Work to be completed
Reproduce all the entries exactly and keep the pictures out.

Records for processing
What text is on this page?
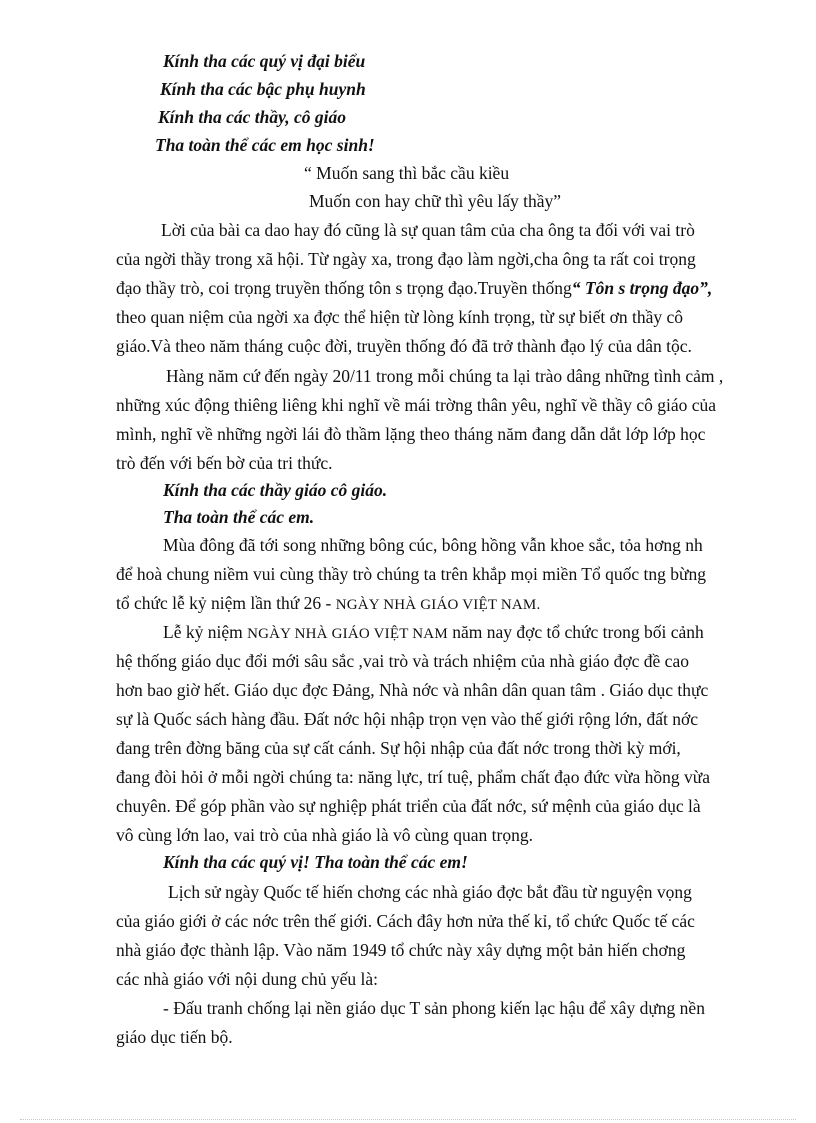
Kính tha các quý vị đại biểu
Kính tha các bậc phụ huynh
Kính tha các thầy, cô giáo
Tha toàn thể các em học sinh!
“ Muốn sang thì bắc cầu kiều
Muốn con hay chữ thì yêu lấy thầy”
Lời của bài ca dao hay đó cũng là sự quan tâm của cha ông ta đối với vai trò
của ngời thầy trong xã hội. Từ ngày xa, trong đạo làm ngời,cha ông ta rất coi trọng
đạo thầy trò, coi trọng truyền thống tôn s trọng đạo.Truyền thống“ Tôn s trọng đạo”,
theo quan niệm của ngời xa đợc thể hiện từ lòng kính trọng, từ sự biết ơn thầy cô
giáo.Và theo năm tháng cuộc đời, truyền thống đó đã trở thành đạo lý của dân tộc.
Hàng năm cứ đến ngày 20/11 trong mỗi chúng ta lại trào dâng những tình cảm ,
những xúc động thiêng liêng khi nghĩ về mái trờng thân yêu, nghĩ về thầy cô giáo của
mình, nghĩ về những ngời lái đò thầm lặng theo tháng năm đang dẫn dắt lớp lớp học
trò đến với bến bờ của tri thức.
Kính tha các thầy giáo cô giáo.
Tha toàn thể các em.
Mùa đông đã tới song những bông cúc, bông hồng vẫn khoe sắc, tỏa hơng nh
để hoà chung niềm vui cùng thầy trò chúng ta trên khắp mọi miền Tổ quốc tng bừng
tổ chức lễ kỷ niệm lần thứ 26 - NGÀY NHÀ GIÁO VIỆT NAM.
Lễ kỷ niệm NGÀY NHÀ GIÁO VIỆT NAM năm nay đợc tổ chức trong bối cảnh
hệ thống giáo dục đổi mới sâu sắc ,vai trò và trách nhiệm của nhà giáo đợc đề cao
hơn bao giờ hết. Giáo dục đợc Đảng, Nhà nớc và nhân dân quan tâm . Giáo dục thực
sự là Quốc sách hàng đầu. Đất nớc hội nhập trọn vẹn vào thế giới rộng lớn, đất nớc
đang trên đờng băng của sự cất cánh. Sự hội nhập của đất nớc trong thời kỳ mới,
đang đòi hỏi ở mỗi ngời chúng ta: năng lực, trí tuệ, phẩm chất đạo đức vừa hồng vừa
chuyên. Để góp phần vào sự nghiệp phát triển của đất nớc, sứ mệnh của giáo dục là
vô cùng lớn lao, vai trò của nhà giáo là vô cùng quan trọng.
Kính tha các quý vị! Tha toàn thể các em!
Lịch sử ngày Quốc tế hiến chơng các nhà giáo đợc bắt đầu từ nguyện vọng
của giáo giới ở các nớc trên thế giới. Cách đây hơn nửa thế kỉ, tổ chức Quốc tế các
nhà giáo đợc thành lập. Vào năm 1949 tổ chức này xây dựng một bản hiến chơng
các nhà giáo với nội dung chủ yếu là:
- Đấu tranh chống lại nền giáo dục T sản phong kiến lạc hậu để xây dựng nền
giáo dục tiến bộ.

Worked answer
What text is on this page?
Kính tha các quý vị đại biểu
Kính tha các bậc phụ huynh
Kính tha các thầy, cô giáo
Tha toàn thể các em học sinh!
“ Muốn sang thì bắc cầu kiều
Muốn con hay chữ thì yêu lấy thầy”
Lời của bài ca dao hay đó cũng là sự quan tâm của cha ông ta đối với vai trò
của ngời thầy trong xã hội. Từ ngày xa, trong đạo làm ngời,cha ông ta rất coi trọng
đạo thầy trò, coi trọng truyền thống tôn s trọng đạo.Truyền thống“ Tôn s trọng đạo”,
theo quan niệm của ngời xa đợc thể hiện từ lòng kính trọng, từ sự biết ơn thầy cô
giáo.Và theo năm tháng cuộc đời, truyền thống đó đã trở thành đạo lý của dân tộc.
Hàng năm cứ đến ngày 20/11 trong mỗi chúng ta lại trào dâng những tình cảm ,
những xúc động thiêng liêng khi nghĩ về mái trờng thân yêu, nghĩ về thầy cô giáo của
mình, nghĩ về những ngời lái đò thầm lặng theo tháng năm đang dẫn dắt lớp lớp học
trò đến với bến bờ của tri thức.
Kính tha các thầy giáo cô giáo.
Tha toàn thể các em.
Mùa đông đã tới song những bông cúc, bông hồng vẫn khoe sắc, tỏa hơng nh
để hoà chung niềm vui cùng thầy trò chúng ta trên khắp mọi miền Tổ quốc tng bừng
tổ chức lễ kỷ niệm lần thứ 26 - NGÀY NHÀ GIÁO VIỆT NAM.
Lễ kỷ niệm NGÀY NHÀ GIÁO VIỆT NAM năm nay đợc tổ chức trong bối cảnh
hệ thống giáo dục đổi mới sâu sắc ,vai trò và trách nhiệm của nhà giáo đợc đề cao
hơn bao giờ hết. Giáo dục đợc Đảng, Nhà nớc và nhân dân quan tâm . Giáo dục thực
sự là Quốc sách hàng đầu. Đất nớc hội nhập trọn vẹn vào thế giới rộng lớn, đất nớc
đang trên đờng băng của sự cất cánh. Sự hội nhập của đất nớc trong thời kỳ mới,
đang đòi hỏi ở mỗi ngời chúng ta: năng lực, trí tuệ, phẩm chất đạo đức vừa hồng vừa
chuyên. Để góp phần vào sự nghiệp phát triển của đất nớc, sứ mệnh của giáo dục là
vô cùng lớn lao, vai trò của nhà giáo là vô cùng quan trọng.
Kính tha các quý vị! Tha toàn thể các em!
Lịch sử ngày Quốc tế hiến chơng các nhà giáo đợc bắt đầu từ nguyện vọng
của giáo giới ở các nớc trên thế giới. Cách đây hơn nửa thế kỉ, tổ chức Quốc tế các
nhà giáo đợc thành lập. Vào năm 1949 tổ chức này xây dựng một bản hiến chơng
các nhà giáo với nội dung chủ yếu là:
- Đấu tranh chống lại nền giáo dục T sản phong kiến lạc hậu để xây dựng nền
giáo dục tiến bộ.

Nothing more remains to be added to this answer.